→ Written problem: Check each line of the material. Copy those containing "text".

##### Dataset records

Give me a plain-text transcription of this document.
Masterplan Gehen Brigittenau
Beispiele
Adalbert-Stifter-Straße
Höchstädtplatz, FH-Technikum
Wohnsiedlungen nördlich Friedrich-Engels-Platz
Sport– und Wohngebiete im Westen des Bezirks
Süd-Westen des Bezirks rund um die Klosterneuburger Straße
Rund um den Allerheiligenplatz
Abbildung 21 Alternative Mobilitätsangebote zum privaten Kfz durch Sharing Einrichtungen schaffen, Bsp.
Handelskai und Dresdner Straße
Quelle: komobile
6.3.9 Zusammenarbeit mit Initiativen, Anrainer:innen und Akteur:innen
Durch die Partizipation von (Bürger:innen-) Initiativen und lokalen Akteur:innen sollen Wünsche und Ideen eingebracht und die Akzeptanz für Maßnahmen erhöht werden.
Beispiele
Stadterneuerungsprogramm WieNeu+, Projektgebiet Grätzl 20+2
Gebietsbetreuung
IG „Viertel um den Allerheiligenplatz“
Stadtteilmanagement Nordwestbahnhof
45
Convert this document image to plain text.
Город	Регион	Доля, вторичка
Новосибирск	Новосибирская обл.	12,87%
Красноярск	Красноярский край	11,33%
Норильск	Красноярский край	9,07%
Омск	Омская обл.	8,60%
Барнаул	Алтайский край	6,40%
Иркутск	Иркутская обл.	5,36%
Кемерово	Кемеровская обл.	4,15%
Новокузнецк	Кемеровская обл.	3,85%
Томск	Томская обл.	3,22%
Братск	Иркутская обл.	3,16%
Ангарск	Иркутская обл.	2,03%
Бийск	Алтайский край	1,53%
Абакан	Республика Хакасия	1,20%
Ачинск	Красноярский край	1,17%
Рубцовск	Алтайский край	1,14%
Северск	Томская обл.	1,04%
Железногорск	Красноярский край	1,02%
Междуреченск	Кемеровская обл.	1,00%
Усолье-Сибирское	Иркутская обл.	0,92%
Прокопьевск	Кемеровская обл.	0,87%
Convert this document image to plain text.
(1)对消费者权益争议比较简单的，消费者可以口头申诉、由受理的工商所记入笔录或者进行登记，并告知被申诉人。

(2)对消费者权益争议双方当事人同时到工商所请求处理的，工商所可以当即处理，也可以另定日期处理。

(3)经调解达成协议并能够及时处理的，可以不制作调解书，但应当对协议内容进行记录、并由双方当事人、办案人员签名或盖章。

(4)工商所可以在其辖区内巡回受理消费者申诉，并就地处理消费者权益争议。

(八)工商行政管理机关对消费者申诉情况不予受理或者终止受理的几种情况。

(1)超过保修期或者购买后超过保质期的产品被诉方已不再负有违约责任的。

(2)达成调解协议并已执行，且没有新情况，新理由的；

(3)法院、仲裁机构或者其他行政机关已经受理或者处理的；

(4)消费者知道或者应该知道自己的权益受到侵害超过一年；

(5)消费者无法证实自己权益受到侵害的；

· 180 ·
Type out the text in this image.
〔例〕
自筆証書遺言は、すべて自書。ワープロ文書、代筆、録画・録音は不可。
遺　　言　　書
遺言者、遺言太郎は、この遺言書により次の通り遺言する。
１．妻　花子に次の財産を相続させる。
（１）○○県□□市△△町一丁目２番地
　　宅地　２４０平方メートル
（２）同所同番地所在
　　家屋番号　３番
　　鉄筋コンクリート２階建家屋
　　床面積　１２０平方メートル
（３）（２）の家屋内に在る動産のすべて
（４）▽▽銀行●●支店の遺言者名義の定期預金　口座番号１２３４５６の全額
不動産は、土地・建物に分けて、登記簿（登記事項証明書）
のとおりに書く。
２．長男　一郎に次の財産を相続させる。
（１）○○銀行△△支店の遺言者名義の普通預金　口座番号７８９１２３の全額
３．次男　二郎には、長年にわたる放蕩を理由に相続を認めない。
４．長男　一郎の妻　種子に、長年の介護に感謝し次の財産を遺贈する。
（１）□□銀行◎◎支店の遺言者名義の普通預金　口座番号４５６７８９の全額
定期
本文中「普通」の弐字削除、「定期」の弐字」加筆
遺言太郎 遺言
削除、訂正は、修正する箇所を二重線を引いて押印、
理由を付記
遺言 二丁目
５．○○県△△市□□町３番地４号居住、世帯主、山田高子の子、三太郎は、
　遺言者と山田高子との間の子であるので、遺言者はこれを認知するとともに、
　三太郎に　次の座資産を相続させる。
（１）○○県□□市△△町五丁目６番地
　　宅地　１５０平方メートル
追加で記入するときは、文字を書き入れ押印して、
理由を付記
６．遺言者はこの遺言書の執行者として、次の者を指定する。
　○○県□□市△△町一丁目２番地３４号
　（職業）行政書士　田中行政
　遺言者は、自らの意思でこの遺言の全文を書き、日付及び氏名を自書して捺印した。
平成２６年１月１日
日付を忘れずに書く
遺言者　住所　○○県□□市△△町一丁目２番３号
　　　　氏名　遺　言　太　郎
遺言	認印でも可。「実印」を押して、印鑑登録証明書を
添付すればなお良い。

##########

→ Solution:
Give me a plain-text transcription of this document.
Convert this document image to plain text.
Convert this document image to plain text.
Type out the text in this image.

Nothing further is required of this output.